» **To do**
Return the records in full, exactly as given.

(Stored records)

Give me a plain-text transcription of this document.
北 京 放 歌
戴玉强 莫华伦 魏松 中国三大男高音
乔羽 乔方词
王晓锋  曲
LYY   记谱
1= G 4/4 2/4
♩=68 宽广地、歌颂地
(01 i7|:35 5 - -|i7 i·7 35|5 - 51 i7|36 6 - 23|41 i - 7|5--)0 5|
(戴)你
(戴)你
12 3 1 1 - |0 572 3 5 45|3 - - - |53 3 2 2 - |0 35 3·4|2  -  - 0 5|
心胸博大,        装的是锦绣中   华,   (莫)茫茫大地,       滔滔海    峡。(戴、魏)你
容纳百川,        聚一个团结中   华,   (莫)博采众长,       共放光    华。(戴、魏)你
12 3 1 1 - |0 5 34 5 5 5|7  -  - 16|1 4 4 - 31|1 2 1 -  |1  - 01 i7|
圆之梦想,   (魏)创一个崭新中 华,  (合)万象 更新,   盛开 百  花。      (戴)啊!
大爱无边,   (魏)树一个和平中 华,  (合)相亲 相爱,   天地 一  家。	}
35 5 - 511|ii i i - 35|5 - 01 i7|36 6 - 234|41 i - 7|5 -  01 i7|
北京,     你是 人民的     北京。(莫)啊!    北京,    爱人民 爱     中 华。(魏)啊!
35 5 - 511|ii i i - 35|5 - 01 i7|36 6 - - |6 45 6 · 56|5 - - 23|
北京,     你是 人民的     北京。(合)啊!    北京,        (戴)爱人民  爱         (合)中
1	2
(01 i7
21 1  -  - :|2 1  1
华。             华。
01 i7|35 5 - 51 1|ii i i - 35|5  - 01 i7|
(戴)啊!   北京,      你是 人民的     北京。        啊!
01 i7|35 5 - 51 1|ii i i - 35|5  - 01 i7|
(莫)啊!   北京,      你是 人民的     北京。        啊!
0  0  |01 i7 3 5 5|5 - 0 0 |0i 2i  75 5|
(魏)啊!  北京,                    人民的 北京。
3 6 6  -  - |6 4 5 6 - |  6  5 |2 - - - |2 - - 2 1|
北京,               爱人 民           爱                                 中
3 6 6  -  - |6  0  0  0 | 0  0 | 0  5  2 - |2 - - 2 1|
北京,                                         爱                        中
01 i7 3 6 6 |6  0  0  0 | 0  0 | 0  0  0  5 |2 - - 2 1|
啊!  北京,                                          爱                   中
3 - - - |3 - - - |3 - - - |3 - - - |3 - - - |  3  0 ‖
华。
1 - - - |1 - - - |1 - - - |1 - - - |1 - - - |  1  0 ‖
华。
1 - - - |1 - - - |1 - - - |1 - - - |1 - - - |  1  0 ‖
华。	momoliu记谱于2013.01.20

» **Answer to the exercise**
Give me a plain-text transcription of this document.
北 京 放 歌
戴玉强 莫华伦 魏松 中国三大男高音
乔羽 乔方词
王晓锋  曲
LYY   记谱
1= G 4/4 2/4
♩=68 宽广地、歌颂地
(01 i7|:35 5 - -|i7 i·7 35|5 - 51 i7|36 6 - 23|41 i - 7|5--)0 5|
(戴)你
(戴)你
12 3 1 1 - |0 572 3 5 45|3 - - - |53 3 2 2 - |0 35 3·4|2  -  - 0 5|
心胸博大,        装的是锦绣中   华,   (莫)茫茫大地,       滔滔海    峡。(戴、魏)你
容纳百川,        聚一个团结中   华,   (莫)博采众长,       共放光    华。(戴、魏)你
12 3 1 1 - |0 5 34 5 5 5|7  -  - 16|1 4 4 - 31|1 2 1 -  |1  - 01 i7|
圆之梦想,   (魏)创一个崭新中 华,  (合)万象 更新,   盛开 百  花。      (戴)啊!
大爱无边,   (魏)树一个和平中 华,  (合)相亲 相爱,   天地 一  家。	}
35 5 - 511|ii i i - 35|5 - 01 i7|36 6 - 234|41 i - 7|5 -  01 i7|
北京,     你是 人民的     北京。(莫)啊!    北京,    爱人民 爱     中 华。(魏)啊!
35 5 - 511|ii i i - 35|5 - 01 i7|36 6 - - |6 45 6 · 56|5 - - 23|
北京,     你是 人民的     北京。(合)啊!    北京,        (戴)爱人民  爱         (合)中
1	2
(01 i7
21 1  -  - :|2 1  1
华。             华。
01 i7|35 5 - 51 1|ii i i - 35|5  - 01 i7|
(戴)啊!   北京,      你是 人民的     北京。        啊!
01 i7|35 5 - 51 1|ii i i - 35|5  - 01 i7|
(莫)啊!   北京,      你是 人民的     北京。        啊!
0  0  |01 i7 3 5 5|5 - 0 0 |0i 2i  75 5|
(魏)啊!  北京,                    人民的 北京。
3 6 6  -  - |6 4 5 6 - |  6  5 |2 - - - |2 - - 2 1|
北京,               爱人 民           爱                                 中
3 6 6  -  - |6  0  0  0 | 0  0 | 0  5  2 - |2 - - 2 1|
北京,                                         爱                        中
01 i7 3 6 6 |6  0  0  0 | 0  0 | 0  0  0  5 |2 - - 2 1|
啊!  北京,                                          爱                   中
3 - - - |3 - - - |3 - - - |3 - - - |3 - - - |  3  0 ‖
华。
1 - - - |1 - - - |1 - - - |1 - - - |1 - - - |  1  0 ‖
华。
1 - - - |1 - - - |1 - - - |1 - - - |1 - - - |  1  0 ‖
华。	momoliu记谱于2013.01.20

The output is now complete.